→ **Exercise instructions**
Going through the material below, please gather all lines with the word "series" in them.

→ **Information shown**
◆ ◆ ◆ ◆ ◆ ◆ ◆
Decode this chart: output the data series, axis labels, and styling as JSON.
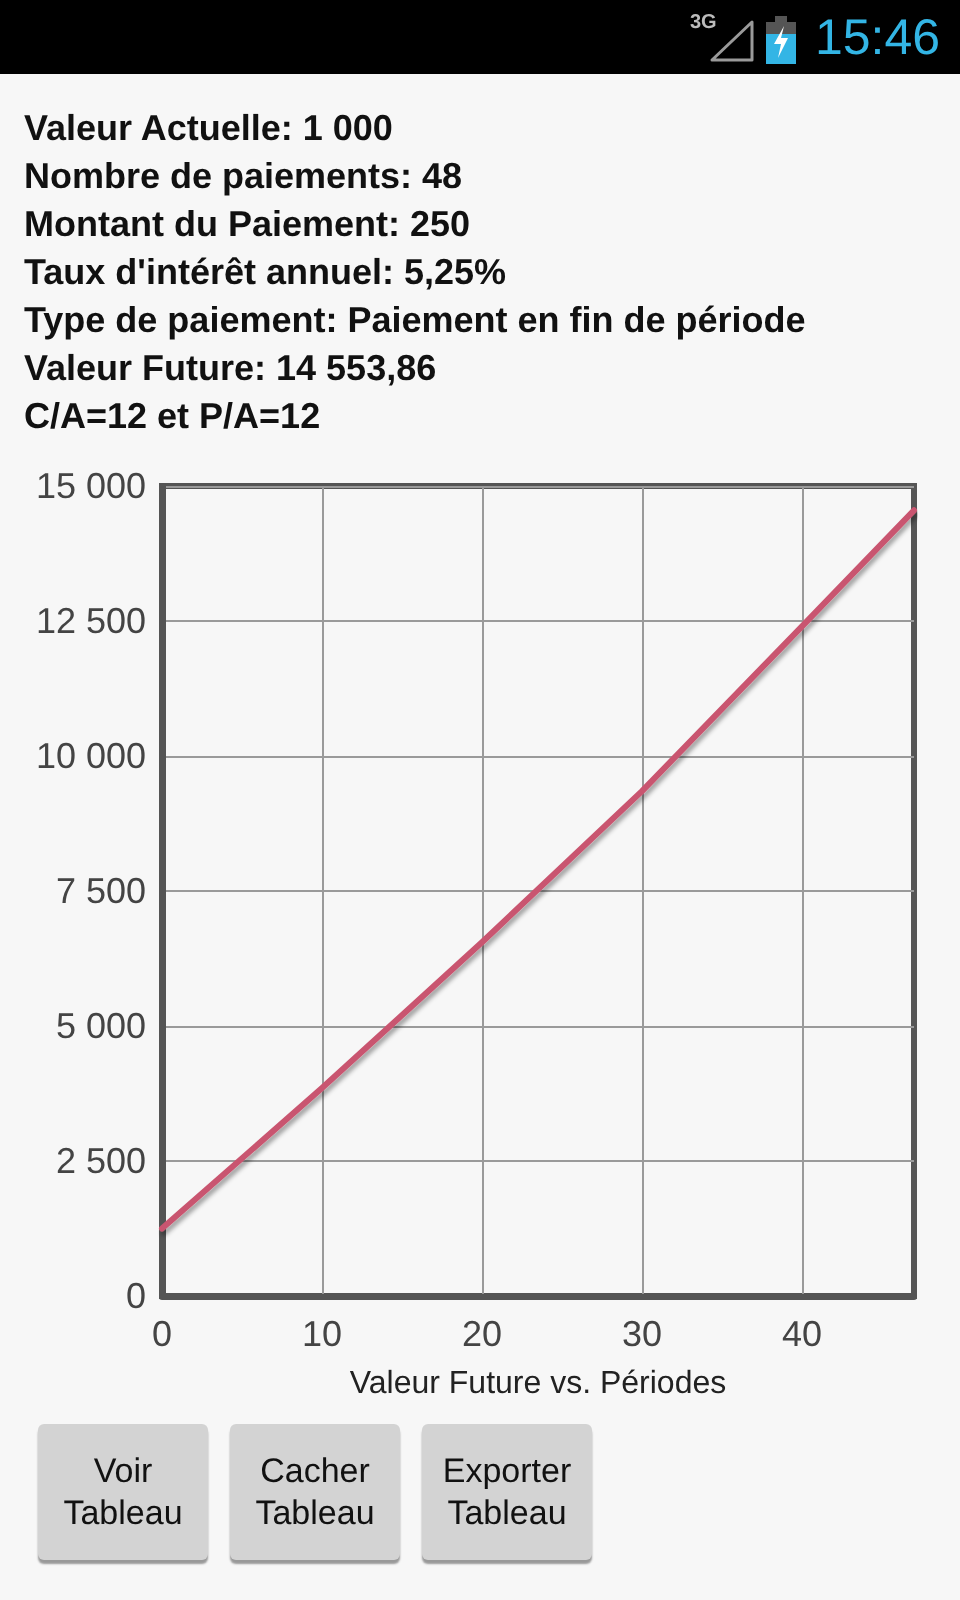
{
  "chart_data": {
    "type": "line",
    "xlabel": "Valeur Future vs. Périodes",
    "x": [
      0,
      10,
      20,
      30,
      40,
      47
    ],
    "series": [
      {
        "color": "#c9556f",
        "values": [
          1250,
          3850,
          6550,
          9350,
          12400,
          14550
        ]
      }
    ],
    "xlim": [
      0,
      47
    ],
    "xticks": [
      0,
      10,
      20,
      30,
      40
    ],
    "ylim": [
      0,
      15000
    ],
    "yticks": [
      0,
      {
        "value": 2500,
        "label": "2 500"
      },
      {
        "value": 5000,
        "label": "5 000"
      },
      {
        "value": 7500,
        "label": "7 500"
      },
      {
        "value": 10000,
        "label": "10 000"
      },
      {
        "value": 12500,
        "label": "12 500"
      },
      {
        "value": 15000,
        "label": "15 000"
      }
    ],
    "grid": true,
    "marker": "none",
    "line_style": "solid",
    "annotations": [
      "3G",
      "15:46",
      "Valeur Actuelle: 1 000",
      "Nombre de paiements: 48",
      "Montant du Paiement: 250",
      "Taux d'intérêt annuel: 5,25%",
      "Type de paiement: Paiement en fin de période",
      "Valeur Future: 14 553,86",
      "C/A=12 et P/A=12",
      "Voir Tableau",
      "Cacher Tableau",
      "Exporter Tableau"
    ]
  }
}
◆ ◆ ◆ ◆ ◆ ◆ ◆
→ **Response to this task**
Decode this chart: output the data series, axis labels, and styling as JSON.
    "series": [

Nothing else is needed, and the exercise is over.